*Text*
-----

OPINION:
ANALYSIS/OPINION:
By the time you read this column, it will have been more than 38,000 minutes since Hillary Rodham Clinton took a question from the media. That’s 26 days.
While this is certainly an insight into how she would operate as president, Mrs. Clinton is just a candidate now, which means she’s supposed to be put through the paces, answering any and all questions so voters can assess her qualifications for the presidency.
Republican candidates have faced ridiculous queries: Do you believe in evolution? Would you attend a gay wedding? Do you think President Obama “hates” America? Sure, that’s just the liberal mainstream media doing what they do, but all’s fair in love, war — and politics.
Last week, the big topic was Iraq. Jeb Bush said he would have invaded, just as his brother did in 2003, but later said he misheard the question, missing the crucial opening clause: “Knowing what we know today ….”
Candidate after candidate, announced and otherwise, were asked how they would have handled Iraq. They all answered. Why? Because it’s an important question, and Americans have a right to know how they would have handled the crisis.
SEE ALSO: Nancy Pelosi on Hillary Clinton’s Iraq vote: ‘That was then, this is now’
But Mrs. Clinton hasn’t answered the question. And she should. While Mr. Bush was governor of Florida at the time of the 2002 vote, she was a senator and was one of 29 Democrats who supported the resolution, which passed Oct. 11 by a 77-23 vote.
Joe Biden and John Kerry, both senators at the time, supported the measure. Mrs. Clinton’s New York colleague Charles Schumer said yes. So did Sen. Dianne Feinstein of California. Heck, even Senate Democratic Leader Harry Reid of Nevada voted for the resolution.
The day before the vote, Mrs. Clinton delivered a passionate — and lengthy — speech in support of the war bill.
“I believe the facts that have brought us to this fateful vote are not in doubt,” she said on the Senate floor. “Saddam Hussein is a tyrant who has tortured and killed his own people, even his own family members, to maintain his iron grip on power. He used chemical weapons on Iraqi Kurds and on Iranians, killing over 20,000 people.”
She laid out a detailed case for why America needed to step in, singing the praises of George W. Bush’s father. “In 1991, Saddam Hussein invaded and occupied Kuwait, losing the support of the United States. The first President Bush assembled a global coalition, including many Arab states, and threw Saddam out after 43 days of bombing and a hundred hours of ground operations.”

-----

*Page layout parsing data*
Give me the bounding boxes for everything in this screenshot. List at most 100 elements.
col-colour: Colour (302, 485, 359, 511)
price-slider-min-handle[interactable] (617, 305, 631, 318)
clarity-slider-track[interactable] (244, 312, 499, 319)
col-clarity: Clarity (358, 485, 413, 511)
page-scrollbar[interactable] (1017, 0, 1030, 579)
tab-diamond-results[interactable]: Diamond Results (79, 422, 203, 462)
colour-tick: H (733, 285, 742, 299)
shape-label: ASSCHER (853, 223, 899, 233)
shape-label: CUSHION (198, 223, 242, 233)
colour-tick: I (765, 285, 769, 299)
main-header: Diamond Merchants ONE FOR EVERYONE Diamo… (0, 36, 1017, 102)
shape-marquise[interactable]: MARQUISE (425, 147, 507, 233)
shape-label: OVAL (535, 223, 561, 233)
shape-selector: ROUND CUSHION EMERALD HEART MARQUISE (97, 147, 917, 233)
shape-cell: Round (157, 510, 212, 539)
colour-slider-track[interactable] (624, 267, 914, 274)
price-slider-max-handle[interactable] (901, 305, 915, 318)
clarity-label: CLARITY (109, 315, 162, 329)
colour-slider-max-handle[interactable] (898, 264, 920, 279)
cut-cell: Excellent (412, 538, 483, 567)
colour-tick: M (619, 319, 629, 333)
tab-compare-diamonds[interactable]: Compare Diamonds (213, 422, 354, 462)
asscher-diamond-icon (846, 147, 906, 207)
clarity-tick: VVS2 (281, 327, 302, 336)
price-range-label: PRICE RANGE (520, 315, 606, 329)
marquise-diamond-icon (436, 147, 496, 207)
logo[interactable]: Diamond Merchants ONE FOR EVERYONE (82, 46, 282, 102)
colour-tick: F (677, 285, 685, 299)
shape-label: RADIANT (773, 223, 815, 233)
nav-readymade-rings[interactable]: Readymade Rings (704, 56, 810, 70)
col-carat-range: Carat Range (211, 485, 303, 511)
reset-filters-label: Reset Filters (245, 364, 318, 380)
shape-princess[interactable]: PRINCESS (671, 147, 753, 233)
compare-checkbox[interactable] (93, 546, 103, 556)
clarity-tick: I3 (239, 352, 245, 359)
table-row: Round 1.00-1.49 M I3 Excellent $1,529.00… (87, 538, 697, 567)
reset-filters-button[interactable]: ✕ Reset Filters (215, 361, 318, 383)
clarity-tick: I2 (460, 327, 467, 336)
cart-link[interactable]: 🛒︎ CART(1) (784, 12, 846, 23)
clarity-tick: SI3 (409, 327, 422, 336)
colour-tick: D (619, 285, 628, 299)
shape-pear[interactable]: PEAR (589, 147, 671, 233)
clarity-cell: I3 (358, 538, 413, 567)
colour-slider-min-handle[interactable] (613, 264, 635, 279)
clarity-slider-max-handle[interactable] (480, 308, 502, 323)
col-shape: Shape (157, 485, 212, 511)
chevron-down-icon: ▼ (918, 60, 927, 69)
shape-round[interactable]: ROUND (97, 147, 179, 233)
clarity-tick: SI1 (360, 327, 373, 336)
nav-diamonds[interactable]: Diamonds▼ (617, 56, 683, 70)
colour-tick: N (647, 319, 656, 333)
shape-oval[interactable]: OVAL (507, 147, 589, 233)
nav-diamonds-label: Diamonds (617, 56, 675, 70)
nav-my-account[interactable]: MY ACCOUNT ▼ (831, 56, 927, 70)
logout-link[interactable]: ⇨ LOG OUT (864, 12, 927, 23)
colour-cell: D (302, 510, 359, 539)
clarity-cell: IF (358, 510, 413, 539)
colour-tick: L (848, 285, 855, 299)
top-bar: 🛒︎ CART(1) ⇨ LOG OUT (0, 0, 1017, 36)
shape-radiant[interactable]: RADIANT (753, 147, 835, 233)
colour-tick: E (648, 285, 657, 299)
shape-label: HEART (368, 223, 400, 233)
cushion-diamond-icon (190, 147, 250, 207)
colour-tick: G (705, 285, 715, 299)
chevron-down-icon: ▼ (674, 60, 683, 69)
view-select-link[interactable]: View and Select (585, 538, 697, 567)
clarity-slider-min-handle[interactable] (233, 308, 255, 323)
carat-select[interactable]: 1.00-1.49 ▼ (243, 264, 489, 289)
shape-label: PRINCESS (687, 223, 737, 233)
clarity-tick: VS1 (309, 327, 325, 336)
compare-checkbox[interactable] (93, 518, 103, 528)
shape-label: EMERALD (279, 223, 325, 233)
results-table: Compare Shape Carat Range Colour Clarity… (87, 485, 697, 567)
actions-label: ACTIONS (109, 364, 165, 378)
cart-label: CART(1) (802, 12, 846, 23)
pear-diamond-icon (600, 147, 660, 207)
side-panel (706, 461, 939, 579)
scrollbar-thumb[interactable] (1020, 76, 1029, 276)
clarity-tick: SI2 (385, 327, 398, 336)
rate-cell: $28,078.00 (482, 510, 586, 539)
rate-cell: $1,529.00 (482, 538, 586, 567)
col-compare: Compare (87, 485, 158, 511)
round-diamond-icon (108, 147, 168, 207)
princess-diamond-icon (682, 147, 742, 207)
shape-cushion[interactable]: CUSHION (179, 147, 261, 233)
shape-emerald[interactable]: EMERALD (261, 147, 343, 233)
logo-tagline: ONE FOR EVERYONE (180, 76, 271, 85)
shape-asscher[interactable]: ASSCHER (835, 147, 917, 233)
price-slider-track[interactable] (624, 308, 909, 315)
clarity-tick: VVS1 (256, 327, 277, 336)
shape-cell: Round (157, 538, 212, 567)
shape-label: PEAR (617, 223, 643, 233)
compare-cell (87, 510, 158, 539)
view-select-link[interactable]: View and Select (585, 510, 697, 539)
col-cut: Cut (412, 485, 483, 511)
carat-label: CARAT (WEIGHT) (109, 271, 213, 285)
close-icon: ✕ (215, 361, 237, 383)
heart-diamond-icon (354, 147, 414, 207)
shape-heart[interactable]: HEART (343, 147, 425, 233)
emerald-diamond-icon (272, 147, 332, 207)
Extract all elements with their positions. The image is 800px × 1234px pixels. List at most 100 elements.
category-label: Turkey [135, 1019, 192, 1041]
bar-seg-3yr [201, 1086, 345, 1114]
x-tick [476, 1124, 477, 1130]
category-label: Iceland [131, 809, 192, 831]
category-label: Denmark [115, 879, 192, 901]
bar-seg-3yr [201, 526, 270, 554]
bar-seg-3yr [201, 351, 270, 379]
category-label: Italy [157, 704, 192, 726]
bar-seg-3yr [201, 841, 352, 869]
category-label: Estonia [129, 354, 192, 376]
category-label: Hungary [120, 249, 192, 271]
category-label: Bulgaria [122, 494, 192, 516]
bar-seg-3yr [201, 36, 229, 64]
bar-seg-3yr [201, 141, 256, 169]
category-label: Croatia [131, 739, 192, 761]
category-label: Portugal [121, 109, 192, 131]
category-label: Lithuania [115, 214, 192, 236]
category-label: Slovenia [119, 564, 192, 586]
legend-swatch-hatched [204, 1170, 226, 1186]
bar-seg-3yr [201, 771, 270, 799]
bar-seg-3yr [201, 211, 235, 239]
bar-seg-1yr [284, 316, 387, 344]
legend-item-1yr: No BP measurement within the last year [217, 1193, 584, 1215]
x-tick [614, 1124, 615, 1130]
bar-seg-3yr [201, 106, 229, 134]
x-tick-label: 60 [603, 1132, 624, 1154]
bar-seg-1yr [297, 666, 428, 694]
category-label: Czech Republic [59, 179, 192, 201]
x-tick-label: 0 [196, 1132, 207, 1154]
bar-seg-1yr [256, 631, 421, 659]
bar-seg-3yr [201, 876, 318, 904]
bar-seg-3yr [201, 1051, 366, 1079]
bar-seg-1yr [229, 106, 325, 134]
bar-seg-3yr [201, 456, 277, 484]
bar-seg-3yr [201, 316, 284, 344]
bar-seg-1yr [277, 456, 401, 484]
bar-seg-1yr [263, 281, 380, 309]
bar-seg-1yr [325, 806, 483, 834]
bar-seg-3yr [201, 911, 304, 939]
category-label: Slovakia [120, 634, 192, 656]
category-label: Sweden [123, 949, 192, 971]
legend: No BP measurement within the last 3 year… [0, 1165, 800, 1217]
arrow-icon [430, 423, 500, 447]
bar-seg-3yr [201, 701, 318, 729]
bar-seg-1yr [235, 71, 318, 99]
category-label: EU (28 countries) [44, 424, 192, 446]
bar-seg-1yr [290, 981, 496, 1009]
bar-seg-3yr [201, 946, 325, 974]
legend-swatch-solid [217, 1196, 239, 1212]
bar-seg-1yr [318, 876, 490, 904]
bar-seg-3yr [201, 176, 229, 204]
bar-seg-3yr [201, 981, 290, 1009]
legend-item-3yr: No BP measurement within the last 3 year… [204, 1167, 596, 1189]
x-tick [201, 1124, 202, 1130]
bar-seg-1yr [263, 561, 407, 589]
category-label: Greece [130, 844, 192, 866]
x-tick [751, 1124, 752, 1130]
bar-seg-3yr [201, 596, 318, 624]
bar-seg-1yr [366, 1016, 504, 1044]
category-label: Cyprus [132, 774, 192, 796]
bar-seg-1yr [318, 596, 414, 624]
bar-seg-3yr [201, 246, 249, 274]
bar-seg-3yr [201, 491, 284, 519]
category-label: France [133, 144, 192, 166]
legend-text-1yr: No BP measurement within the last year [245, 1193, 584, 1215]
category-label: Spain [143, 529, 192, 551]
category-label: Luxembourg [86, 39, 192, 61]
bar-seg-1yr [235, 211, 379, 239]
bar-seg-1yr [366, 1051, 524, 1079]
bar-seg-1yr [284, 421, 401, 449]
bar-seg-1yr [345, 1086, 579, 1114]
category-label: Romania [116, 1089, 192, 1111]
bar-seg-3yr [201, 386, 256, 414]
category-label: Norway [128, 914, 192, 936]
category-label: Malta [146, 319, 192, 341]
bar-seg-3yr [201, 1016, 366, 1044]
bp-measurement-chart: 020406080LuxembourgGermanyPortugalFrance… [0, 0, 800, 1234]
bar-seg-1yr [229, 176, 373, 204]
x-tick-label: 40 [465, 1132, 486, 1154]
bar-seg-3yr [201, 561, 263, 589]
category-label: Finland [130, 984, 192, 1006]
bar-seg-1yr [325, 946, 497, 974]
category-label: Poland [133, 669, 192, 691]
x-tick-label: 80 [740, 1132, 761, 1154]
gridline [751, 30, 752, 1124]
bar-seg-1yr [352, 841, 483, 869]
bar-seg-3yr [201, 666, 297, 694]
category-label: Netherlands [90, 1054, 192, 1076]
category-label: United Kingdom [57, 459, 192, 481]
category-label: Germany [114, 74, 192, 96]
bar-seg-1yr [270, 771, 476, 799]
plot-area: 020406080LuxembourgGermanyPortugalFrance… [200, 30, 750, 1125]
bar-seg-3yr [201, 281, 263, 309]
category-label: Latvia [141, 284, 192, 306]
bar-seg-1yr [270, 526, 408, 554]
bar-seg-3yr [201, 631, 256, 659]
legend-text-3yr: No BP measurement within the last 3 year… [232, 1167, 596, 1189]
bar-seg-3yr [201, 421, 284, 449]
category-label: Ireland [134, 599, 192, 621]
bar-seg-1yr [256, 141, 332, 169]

-----

In the column about Hillary Clinton and the Iraq vote, copy out word for word the passage starting at "Candidate after candidate, announced" and ending at "handled the crisis.".

Candidate after candidate, announced and otherwise, were asked how they would have handled Iraq. They all answered. Why? Because it’s an important question, and Americans have a right to know how they would have handled the crisis.